Reproduce the data below in full and exclude every picture.

Records excerpted from a collection

○ ○ ○ ○ ○

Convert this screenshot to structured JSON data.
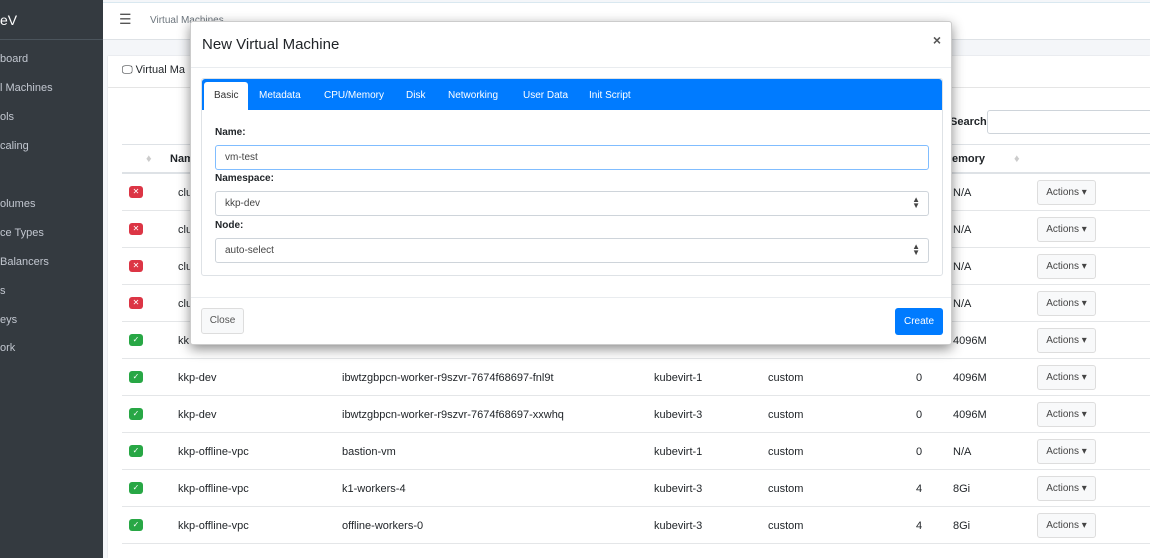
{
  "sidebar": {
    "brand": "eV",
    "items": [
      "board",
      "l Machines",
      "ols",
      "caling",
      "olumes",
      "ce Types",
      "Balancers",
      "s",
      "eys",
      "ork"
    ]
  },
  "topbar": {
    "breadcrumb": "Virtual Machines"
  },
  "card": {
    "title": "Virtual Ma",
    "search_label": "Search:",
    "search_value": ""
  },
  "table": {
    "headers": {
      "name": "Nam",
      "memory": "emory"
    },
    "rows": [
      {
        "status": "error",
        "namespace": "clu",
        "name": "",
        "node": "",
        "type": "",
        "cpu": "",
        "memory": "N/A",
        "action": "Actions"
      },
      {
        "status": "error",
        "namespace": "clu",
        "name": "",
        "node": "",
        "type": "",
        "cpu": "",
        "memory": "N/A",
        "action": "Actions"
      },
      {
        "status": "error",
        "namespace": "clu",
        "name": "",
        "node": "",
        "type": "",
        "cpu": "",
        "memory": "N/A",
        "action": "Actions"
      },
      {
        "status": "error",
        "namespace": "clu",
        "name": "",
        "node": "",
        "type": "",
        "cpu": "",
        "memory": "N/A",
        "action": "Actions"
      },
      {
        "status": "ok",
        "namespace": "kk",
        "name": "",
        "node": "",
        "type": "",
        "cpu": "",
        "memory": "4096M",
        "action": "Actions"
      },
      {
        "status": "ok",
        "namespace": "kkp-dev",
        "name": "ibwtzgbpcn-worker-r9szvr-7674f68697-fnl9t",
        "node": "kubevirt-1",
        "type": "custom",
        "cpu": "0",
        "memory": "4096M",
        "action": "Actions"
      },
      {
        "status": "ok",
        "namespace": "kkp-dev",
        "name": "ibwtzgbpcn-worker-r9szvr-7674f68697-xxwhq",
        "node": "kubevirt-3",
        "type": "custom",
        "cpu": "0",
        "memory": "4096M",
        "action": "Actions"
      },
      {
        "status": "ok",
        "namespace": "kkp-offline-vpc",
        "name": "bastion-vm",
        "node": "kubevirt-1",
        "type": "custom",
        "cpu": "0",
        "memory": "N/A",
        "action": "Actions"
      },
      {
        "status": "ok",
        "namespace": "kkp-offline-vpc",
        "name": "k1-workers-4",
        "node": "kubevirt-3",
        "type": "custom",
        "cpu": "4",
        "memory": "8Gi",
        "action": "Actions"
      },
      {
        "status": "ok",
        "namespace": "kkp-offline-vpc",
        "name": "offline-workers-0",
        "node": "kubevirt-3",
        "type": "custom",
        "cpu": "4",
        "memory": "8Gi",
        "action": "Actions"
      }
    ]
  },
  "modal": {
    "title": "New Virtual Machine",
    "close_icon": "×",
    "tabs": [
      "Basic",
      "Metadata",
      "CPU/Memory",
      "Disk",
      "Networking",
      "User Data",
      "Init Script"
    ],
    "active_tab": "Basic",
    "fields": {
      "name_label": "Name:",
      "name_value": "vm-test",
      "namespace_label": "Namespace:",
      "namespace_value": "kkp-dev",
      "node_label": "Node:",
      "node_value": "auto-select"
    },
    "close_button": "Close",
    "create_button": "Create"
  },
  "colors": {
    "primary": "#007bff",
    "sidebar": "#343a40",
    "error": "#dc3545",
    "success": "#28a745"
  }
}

○ ○ ○ ○ ○

● **FINAL RESULT**
Convert this screenshot to structured JSON data.
{
  "sidebar": {
    "brand": "eV",
    "items": [
      "board",
      "l Machines",
      "ols",
      "caling",
      "olumes",
      "ce Types",
      "Balancers",
      "s",
      "eys",
      "ork"
    ]
  },
  "topbar": {
    "breadcrumb": "Virtual Machines"
  },
  "card": {
    "title": "Virtual Ma",
    "search_label": "Search:",
    "search_value": ""
  },
  "table": {
    "headers": {
      "name": "Nam",
      "memory": "emory"
    },
    "rows": [
      {
        "status": "error",
        "namespace": "clu",
        "name": "",
        "node": "",
        "type": "",
        "cpu": "",
        "memory": "N/A",
        "action": "Actions"
      },
      {
        "status": "error",
        "namespace": "clu",
        "name": "",
        "node": "",
        "type": "",
        "cpu": "",
        "memory": "N/A",
        "action": "Actions"
      },
      {
        "status": "error",
        "namespace": "clu",
        "name": "",
        "node": "",
        "type": "",
        "cpu": "",
        "memory": "N/A",
        "action": "Actions"
      },
      {
        "status": "error",
        "namespace": "clu",
        "name": "",
        "node": "",
        "type": "",
        "cpu": "",
        "memory": "N/A",
        "action": "Actions"
      },
      {
        "status": "ok",
        "namespace": "kk",
        "name": "",
        "node": "",
        "type": "",
        "cpu": "",
        "memory": "4096M",
        "action": "Actions"
      },
      {
        "status": "ok",
        "namespace": "kkp-dev",
        "name": "ibwtzgbpcn-worker-r9szvr-7674f68697-fnl9t",
        "node": "kubevirt-1",
        "type": "custom",
        "cpu": "0",
        "memory": "4096M",
        "action": "Actions"
      },
      {
        "status": "ok",
        "namespace": "kkp-dev",
        "name": "ibwtzgbpcn-worker-r9szvr-7674f68697-xxwhq",
        "node": "kubevirt-3",
        "type": "custom",
        "cpu": "0",
        "memory": "4096M",
        "action": "Actions"
      },
      {
        "status": "ok",
        "namespace": "kkp-offline-vpc",
        "name": "bastion-vm",
        "node": "kubevirt-1",
        "type": "custom",
        "cpu": "0",
        "memory": "N/A",
        "action": "Actions"
      },
      {
        "status": "ok",
        "namespace": "kkp-offline-vpc",
        "name": "k1-workers-4",
        "node": "kubevirt-3",
        "type": "custom",
        "cpu": "4",
        "memory": "8Gi",
        "action": "Actions"
      },
      {
        "status": "ok",
        "namespace": "kkp-offline-vpc",
        "name": "offline-workers-0",
        "node": "kubevirt-3",
        "type": "custom",
        "cpu": "4",
        "memory": "8Gi",
        "action": "Actions"
      }
    ]
  },
  "modal": {
    "title": "New Virtual Machine",
    "close_icon": "×",
    "tabs": [
      "Basic",
      "Metadata",
      "CPU/Memory",
      "Disk",
      "Networking",
      "User Data",
      "Init Script"
    ],
    "active_tab": "Basic",
    "fields": {
      "name_label": "Name:",
      "name_value": "vm-test",
      "namespace_label": "Namespace:",
      "namespace_value": "kkp-dev",
      "node_label": "Node:",
      "node_value": "auto-select"
    },
    "close_button": "Close",
    "create_button": "Create"
  },
  "colors": {
    "primary": "#007bff",
    "sidebar": "#343a40",
    "error": "#dc3545",
    "success": "#28a745"
  }
}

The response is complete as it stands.